GIVEN PROBLEM A: In the review of "Mrs. Hyde," why does the reviewer say it is no great leap to cast Isabelle Huppert as a teacher? Answer in one or two sentences.
GIVEN PROBLEM B: Continue the review of "Mrs. Hyde" from its last paragraph.

PAGE EXTRACT:
__________________________________________________
Review: Isabelle Huppert gets pyrotechnic in the enjoyably screw-loose ‘Mrs. Hyde’
It’s no great leap to cast Isabelle Huppert as a teacher — her performances as an ivory-tickling dominatrix in “The Piano Teacher” (2001) and a more mild-mannered philosophy professor in “Things to Come” (2016) rank among her greatest — but it takes a certain amount of nerve to cast her as an ineffectual one.
In “Mrs. Hyde,” a stimulatingly bizarre foray into pedagogical science fiction currently available on demand and screening Wednesday night at the Downtown Independent, Huppert plays Madame Géquil, who teaches physics at a French suburban high school. Among the movie’s more disquieting pleasures is the sight of this peerless actor — known for her ability to project an air of casual, chilly mastery over any situation — wilting under the mockery of her character’s unruly students, who treat her with only slightly more contempt than her colleagues do.
__________________________________________________
DATASET ENTRIES:
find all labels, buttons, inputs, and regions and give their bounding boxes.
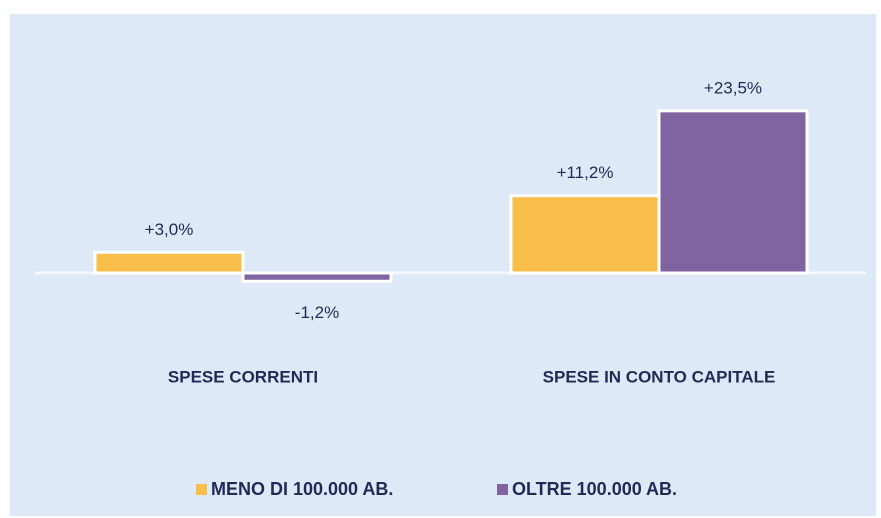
legend-swatch [196,484,207,495]
bar [509,194,661,275]
legend-swatch [497,484,508,495]
value-label: -1,2% [295,303,339,322]
category-label: SPESE IN CONTO CAPITALE [543,367,776,386]
legend-label: MENO DI 100.000 AB. [211,479,393,499]
value-label: +3,0% [145,220,194,239]
value-label: +23,5% [704,78,762,97]
bar [93,250,245,275]
value-label: +11,2% [557,163,614,182]
bar [657,109,809,275]
bar [241,271,393,283]
category-label: SPESE CORRENTI [168,367,318,386]
legend-label: OLTRE 100.000 AB. [512,479,677,499]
__________________________________________________
REPLY A: Two of her teacher roles rank among her greatest performances. She played an ivory-tickling dominatrix in "The Piano Teacher" (2001) and a more mild-mannered philosophy professor in "Things to Come" (2016).

REPLY B:
Early on, Madame Géquil notes, “A teacher doesn’t need to be liked but understood.” She, alas, is neither. Inside the classroom, her chief tormentor is an impossibly disruptive student named Malik (Adda Senani). Outside the classroom, she is treated with calculated dismissiveness by the principal (a wonderfully unrecognizable Romain Duris), whose brightly colored shirt-and-tie ensembles stand in stark contrast to Madame Géquil’s dreary wardrobe.
She is at least adored by her upbeat househusband, Pierre (José Garcia), who cluelessly suggests that she use her beauty to win her students over. The manner in which Madame Géquil turns the tables is scarcely less ridiculous: While fiddling about in her lab one day, she is electrocuted. The unusual, slow-to-emerge side benefits of this trauma include episodes of nighttime restlessness, a newfound confidence in the classroom and a curious imperviousness to the feelings of others. And then there is her ability to transform into a human torch, capable of melting ice and incinerating small animals at the slightest touch.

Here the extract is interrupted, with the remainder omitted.